◆ **Goal**
Return every record verbatim.
——
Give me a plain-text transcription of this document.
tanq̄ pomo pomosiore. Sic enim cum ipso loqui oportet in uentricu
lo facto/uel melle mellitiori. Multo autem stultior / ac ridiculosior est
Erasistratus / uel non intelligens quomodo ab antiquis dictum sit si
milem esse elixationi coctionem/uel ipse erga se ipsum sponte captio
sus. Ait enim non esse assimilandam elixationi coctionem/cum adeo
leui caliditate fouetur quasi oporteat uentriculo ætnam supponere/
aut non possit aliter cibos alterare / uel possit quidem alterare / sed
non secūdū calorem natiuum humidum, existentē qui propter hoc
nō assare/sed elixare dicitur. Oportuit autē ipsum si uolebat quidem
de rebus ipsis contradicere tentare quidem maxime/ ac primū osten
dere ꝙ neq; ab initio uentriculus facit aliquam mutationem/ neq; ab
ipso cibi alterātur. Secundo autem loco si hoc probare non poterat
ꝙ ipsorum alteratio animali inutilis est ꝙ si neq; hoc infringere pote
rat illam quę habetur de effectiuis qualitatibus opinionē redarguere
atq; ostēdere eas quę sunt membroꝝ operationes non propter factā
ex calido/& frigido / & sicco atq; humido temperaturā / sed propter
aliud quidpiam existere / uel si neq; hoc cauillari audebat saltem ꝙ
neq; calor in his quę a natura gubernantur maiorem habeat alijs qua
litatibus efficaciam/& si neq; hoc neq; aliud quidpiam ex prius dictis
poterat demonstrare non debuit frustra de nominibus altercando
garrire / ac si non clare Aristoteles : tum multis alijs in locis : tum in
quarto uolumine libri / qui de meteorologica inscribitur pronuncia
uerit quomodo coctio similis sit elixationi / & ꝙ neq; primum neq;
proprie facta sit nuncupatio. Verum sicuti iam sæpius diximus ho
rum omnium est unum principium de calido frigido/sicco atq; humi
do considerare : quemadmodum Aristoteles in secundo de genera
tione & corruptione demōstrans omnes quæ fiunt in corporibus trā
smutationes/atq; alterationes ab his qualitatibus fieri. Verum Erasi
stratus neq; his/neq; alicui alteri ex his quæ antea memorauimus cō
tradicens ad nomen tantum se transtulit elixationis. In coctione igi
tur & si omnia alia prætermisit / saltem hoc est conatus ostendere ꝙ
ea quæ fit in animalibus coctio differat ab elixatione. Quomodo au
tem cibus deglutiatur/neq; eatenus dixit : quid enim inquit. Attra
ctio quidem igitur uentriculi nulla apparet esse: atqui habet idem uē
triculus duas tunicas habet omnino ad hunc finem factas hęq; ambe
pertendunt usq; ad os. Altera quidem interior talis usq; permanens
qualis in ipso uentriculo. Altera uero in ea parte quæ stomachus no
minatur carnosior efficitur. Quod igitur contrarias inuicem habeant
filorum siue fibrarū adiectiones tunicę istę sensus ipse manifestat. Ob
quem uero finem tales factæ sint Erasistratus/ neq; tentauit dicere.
——
◆ **Exercise response**
Give me a plain-text transcription of this document.
tanq̄ pomo pomosiore. Sic enim cum ipso loqui oportet in uentricu
lo facto/uel melle mellitiori. Multo autem stultior / ac ridiculosior est
Erasistratus / uel non intelligens quomodo ab antiquis dictum sit si
milem esse elixationi coctionem/uel ipse erga se ipsum sponte captio
sus. Ait enim non esse assimilandam elixationi coctionem/cum adeo
leui caliditate fouetur quasi oporteat uentriculo ætnam supponere/
aut non possit aliter cibos alterare / uel possit quidem alterare / sed
non secūdū calorem natiuum humidum, existentē qui propter hoc
nō assare/sed elixare dicitur. Oportuit autē ipsum si uolebat quidem
de rebus ipsis contradicere tentare quidem maxime/ ac primū osten
dere ꝙ neq; ab initio uentriculus facit aliquam mutationem/ neq; ab
ipso cibi alterātur. Secundo autem loco si hoc probare non poterat
ꝙ ipsorum alteratio animali inutilis est ꝙ si neq; hoc infringere pote
rat illam quę habetur de effectiuis qualitatibus opinionē redarguere
atq; ostēdere eas quę sunt membroꝝ operationes non propter factā
ex calido/& frigido / & sicco atq; humido temperaturā / sed propter
aliud quidpiam existere / uel si neq; hoc cauillari audebat saltem ꝙ
neq; calor in his quę a natura gubernantur maiorem habeat alijs qua
litatibus efficaciam/& si neq; hoc neq; aliud quidpiam ex prius dictis
poterat demonstrare non debuit frustra de nominibus altercando
garrire / ac si non clare Aristoteles : tum multis alijs in locis : tum in
quarto uolumine libri / qui de meteorologica inscribitur pronuncia
uerit quomodo coctio similis sit elixationi / & ꝙ neq; primum neq;
proprie facta sit nuncupatio. Verum sicuti iam sæpius diximus ho
rum omnium est unum principium de calido frigido/sicco atq; humi
do considerare : quemadmodum Aristoteles in secundo de genera
tione & corruptione demōstrans omnes quæ fiunt in corporibus trā
smutationes/atq; alterationes ab his qualitatibus fieri. Verum Erasi
stratus neq; his/neq; alicui alteri ex his quæ antea memorauimus cō
tradicens ad nomen tantum se transtulit elixationis. In coctione igi
tur & si omnia alia prætermisit / saltem hoc est conatus ostendere ꝙ
ea quæ fit in animalibus coctio differat ab elixatione. Quomodo au
tem cibus deglutiatur/neq; eatenus dixit : quid enim inquit. Attra
ctio quidem igitur uentriculi nulla apparet esse: atqui habet idem uē
triculus duas tunicas habet omnino ad hunc finem factas hęq; ambe
pertendunt usq; ad os. Altera quidem interior talis usq; permanens
qualis in ipso uentriculo. Altera uero in ea parte quæ stomachus no
minatur carnosior efficitur. Quod igitur contrarias inuicem habeant
filorum siue fibrarū adiectiones tunicę istę sensus ipse manifestat. Ob
quem uero finem tales factæ sint Erasistratus/ neq; tentauit dicere.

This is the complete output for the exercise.